**PROVIDED RECORDS**:
....

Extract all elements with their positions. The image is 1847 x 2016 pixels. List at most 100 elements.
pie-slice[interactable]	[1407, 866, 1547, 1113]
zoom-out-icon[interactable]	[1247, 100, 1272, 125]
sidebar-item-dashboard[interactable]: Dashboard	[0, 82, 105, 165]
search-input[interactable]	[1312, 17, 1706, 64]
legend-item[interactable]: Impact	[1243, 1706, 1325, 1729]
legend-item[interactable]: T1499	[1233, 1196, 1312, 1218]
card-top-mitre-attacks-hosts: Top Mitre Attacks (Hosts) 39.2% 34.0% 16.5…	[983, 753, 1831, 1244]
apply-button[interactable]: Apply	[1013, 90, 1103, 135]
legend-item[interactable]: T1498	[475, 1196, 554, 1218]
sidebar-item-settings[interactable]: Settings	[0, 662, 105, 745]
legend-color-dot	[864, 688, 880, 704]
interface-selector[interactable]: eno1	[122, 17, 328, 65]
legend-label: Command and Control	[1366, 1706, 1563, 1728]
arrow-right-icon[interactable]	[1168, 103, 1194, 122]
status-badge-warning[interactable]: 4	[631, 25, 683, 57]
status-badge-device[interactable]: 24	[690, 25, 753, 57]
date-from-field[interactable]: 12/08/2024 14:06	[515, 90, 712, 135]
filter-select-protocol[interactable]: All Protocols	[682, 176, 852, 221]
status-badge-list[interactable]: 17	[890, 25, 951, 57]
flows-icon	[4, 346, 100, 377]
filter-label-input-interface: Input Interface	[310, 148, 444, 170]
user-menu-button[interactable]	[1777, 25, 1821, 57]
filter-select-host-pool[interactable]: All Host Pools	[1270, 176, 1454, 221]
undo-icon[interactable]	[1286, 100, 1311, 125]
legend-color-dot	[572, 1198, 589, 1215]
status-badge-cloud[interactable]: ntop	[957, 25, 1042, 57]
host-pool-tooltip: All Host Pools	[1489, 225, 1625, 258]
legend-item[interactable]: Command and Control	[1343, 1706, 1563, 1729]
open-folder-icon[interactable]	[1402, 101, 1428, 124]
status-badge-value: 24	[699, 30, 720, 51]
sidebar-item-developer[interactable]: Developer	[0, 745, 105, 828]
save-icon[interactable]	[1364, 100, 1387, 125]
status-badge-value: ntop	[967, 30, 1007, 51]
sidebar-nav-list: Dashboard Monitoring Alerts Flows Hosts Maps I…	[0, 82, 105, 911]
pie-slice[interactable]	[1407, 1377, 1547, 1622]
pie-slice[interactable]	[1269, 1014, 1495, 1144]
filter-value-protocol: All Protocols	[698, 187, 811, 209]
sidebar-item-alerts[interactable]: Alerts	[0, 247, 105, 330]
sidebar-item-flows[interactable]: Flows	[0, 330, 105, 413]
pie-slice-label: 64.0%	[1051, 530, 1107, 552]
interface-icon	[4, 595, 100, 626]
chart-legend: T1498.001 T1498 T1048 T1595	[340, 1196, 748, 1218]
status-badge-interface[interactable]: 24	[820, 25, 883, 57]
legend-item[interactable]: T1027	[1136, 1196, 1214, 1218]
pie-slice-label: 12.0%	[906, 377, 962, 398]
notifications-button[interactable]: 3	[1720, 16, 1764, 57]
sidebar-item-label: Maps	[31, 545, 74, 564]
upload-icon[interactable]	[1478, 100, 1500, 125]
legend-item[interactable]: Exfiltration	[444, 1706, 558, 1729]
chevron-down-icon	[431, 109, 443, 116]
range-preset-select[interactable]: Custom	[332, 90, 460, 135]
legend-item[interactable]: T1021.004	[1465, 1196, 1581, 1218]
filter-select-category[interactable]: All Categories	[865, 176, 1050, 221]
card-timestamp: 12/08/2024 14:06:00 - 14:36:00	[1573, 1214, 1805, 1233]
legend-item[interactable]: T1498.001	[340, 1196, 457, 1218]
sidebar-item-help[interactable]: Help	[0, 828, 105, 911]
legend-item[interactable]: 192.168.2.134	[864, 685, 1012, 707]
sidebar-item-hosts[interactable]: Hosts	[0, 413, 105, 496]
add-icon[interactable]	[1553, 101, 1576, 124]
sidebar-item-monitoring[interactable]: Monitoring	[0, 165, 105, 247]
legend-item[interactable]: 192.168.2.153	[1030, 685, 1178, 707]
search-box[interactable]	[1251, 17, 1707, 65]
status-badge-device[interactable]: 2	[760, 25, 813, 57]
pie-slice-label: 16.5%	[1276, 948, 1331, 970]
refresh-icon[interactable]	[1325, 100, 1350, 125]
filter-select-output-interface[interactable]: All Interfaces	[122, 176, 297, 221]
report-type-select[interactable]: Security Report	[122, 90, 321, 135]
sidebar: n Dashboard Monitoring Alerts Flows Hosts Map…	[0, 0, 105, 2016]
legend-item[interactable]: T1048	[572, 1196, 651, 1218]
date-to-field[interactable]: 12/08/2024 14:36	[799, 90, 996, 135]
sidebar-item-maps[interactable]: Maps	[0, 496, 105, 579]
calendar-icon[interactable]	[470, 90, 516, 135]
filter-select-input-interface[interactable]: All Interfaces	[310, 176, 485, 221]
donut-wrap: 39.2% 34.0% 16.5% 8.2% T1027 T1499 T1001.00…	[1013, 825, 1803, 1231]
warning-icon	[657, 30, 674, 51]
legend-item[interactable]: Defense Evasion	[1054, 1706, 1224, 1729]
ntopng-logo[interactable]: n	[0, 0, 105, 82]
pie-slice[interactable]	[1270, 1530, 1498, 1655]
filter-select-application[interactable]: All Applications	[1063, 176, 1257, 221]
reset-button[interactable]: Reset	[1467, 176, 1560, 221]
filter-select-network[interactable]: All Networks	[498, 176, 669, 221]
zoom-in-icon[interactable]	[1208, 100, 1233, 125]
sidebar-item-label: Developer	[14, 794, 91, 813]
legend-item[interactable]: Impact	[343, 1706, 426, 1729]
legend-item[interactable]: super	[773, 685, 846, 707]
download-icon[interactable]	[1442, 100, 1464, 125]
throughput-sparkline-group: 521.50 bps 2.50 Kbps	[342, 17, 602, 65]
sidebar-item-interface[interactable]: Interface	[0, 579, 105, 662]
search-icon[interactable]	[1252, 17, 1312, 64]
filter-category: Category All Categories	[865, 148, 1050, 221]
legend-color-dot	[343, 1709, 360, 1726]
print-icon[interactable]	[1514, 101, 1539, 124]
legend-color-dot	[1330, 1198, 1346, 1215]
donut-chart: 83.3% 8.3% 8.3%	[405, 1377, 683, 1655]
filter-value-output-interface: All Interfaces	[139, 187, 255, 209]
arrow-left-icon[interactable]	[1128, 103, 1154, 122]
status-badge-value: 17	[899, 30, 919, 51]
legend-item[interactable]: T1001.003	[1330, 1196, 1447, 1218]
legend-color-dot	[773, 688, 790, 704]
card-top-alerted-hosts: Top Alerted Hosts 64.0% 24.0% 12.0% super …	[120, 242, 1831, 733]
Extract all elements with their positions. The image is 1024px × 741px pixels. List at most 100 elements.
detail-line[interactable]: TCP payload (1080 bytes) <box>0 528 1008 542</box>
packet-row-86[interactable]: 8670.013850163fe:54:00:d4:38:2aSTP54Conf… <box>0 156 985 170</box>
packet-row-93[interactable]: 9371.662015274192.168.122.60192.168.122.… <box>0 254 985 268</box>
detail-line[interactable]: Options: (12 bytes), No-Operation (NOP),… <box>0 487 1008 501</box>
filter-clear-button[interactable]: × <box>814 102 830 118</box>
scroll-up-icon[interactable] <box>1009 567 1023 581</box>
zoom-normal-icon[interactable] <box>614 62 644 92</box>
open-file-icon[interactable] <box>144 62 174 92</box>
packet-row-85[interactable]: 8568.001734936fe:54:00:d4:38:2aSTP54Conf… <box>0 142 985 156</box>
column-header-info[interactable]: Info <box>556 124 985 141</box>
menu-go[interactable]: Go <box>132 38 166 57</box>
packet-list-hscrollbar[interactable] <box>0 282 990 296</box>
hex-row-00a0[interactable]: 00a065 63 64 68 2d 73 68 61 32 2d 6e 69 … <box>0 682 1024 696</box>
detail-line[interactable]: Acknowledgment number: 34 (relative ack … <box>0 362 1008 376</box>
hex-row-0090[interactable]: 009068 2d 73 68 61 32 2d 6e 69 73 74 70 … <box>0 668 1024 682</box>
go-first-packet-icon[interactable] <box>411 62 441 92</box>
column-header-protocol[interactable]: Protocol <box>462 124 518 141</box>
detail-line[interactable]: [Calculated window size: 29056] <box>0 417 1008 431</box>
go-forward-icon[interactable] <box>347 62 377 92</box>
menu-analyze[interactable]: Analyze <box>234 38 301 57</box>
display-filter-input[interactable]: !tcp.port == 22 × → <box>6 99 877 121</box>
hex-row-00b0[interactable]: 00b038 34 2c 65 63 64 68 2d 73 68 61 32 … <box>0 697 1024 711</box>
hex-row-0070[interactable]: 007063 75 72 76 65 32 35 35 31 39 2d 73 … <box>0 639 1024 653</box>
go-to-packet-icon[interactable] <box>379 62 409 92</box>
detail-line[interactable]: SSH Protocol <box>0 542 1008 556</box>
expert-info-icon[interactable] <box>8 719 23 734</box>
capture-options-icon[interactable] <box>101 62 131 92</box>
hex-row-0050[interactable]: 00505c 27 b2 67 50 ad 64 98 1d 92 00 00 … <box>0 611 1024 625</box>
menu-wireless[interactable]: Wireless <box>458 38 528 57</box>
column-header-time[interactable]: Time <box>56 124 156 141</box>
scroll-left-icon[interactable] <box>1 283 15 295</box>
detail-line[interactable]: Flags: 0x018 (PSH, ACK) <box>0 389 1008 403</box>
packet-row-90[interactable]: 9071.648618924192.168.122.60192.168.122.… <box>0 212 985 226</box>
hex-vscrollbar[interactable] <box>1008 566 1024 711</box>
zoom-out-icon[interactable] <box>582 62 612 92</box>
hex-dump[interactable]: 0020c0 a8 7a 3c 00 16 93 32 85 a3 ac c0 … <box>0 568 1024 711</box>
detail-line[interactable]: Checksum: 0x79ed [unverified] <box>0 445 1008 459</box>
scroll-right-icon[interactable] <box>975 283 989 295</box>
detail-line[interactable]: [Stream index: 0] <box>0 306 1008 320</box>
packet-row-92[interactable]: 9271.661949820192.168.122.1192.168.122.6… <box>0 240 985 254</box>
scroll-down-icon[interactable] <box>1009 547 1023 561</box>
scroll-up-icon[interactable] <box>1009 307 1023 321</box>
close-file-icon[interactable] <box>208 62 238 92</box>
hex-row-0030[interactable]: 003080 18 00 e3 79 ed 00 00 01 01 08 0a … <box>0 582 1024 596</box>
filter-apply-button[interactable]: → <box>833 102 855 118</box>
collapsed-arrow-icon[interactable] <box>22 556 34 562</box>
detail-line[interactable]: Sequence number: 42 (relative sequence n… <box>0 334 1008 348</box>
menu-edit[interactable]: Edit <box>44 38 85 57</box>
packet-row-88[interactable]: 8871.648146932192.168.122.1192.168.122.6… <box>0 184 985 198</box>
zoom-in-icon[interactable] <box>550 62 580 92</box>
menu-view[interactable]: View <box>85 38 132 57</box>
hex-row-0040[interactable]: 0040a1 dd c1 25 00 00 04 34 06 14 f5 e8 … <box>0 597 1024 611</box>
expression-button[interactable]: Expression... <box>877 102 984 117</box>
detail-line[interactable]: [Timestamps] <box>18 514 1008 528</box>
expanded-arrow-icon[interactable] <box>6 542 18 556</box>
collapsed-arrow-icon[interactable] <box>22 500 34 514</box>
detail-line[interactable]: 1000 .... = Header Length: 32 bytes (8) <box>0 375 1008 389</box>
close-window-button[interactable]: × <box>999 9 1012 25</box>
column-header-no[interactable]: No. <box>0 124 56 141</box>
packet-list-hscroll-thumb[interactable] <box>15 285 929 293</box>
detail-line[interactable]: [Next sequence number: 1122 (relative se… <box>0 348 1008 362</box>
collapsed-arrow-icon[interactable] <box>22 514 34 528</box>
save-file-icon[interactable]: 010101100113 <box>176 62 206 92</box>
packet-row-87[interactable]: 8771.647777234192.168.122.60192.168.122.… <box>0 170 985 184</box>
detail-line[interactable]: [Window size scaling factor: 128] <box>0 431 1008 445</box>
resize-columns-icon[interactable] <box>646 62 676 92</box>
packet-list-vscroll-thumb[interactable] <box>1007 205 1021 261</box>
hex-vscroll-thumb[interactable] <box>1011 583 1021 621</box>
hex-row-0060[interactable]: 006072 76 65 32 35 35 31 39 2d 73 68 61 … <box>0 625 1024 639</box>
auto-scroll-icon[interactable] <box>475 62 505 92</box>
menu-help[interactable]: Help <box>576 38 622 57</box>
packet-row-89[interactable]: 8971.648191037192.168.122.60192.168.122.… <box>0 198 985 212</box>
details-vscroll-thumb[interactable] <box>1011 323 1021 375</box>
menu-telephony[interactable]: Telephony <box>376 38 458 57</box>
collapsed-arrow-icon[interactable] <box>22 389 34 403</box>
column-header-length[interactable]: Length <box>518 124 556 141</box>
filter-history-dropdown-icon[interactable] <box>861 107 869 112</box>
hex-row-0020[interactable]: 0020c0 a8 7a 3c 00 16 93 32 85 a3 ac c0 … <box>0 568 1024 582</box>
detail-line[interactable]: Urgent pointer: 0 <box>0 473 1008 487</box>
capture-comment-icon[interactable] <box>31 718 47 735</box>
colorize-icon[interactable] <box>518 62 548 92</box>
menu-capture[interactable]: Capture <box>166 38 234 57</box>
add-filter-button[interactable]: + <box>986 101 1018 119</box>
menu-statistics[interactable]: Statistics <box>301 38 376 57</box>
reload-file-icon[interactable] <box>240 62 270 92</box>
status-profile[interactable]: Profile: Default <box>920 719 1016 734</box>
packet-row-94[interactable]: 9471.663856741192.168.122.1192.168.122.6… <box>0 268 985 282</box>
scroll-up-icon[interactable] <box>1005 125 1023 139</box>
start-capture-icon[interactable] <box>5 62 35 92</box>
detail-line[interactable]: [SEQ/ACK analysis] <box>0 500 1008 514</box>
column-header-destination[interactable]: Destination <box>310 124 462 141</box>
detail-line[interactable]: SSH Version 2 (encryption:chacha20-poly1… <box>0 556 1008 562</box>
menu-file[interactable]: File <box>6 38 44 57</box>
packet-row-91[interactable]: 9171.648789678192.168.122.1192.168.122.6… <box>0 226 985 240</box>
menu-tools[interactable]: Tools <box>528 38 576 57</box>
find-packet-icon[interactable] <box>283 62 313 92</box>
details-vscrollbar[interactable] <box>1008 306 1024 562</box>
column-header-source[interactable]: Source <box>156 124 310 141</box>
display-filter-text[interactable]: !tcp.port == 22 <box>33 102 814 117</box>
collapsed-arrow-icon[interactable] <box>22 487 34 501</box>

....

**DIRECTIONS FOR THIS TASK**: Rewrite the entries above, from the start through the line containing "100, 1272, 125]", as a numbered list with blank lines omitted.

**TASK OUTPUT**:
1. Extract all elements with their positions. The image is 1847 x 2016 pixels. List at most 100 elements.
2. pie-slice[interactable]	[1407, 866, 1547, 1113]
3. zoom-out-icon[interactable]	[1247, 100, 1272, 125]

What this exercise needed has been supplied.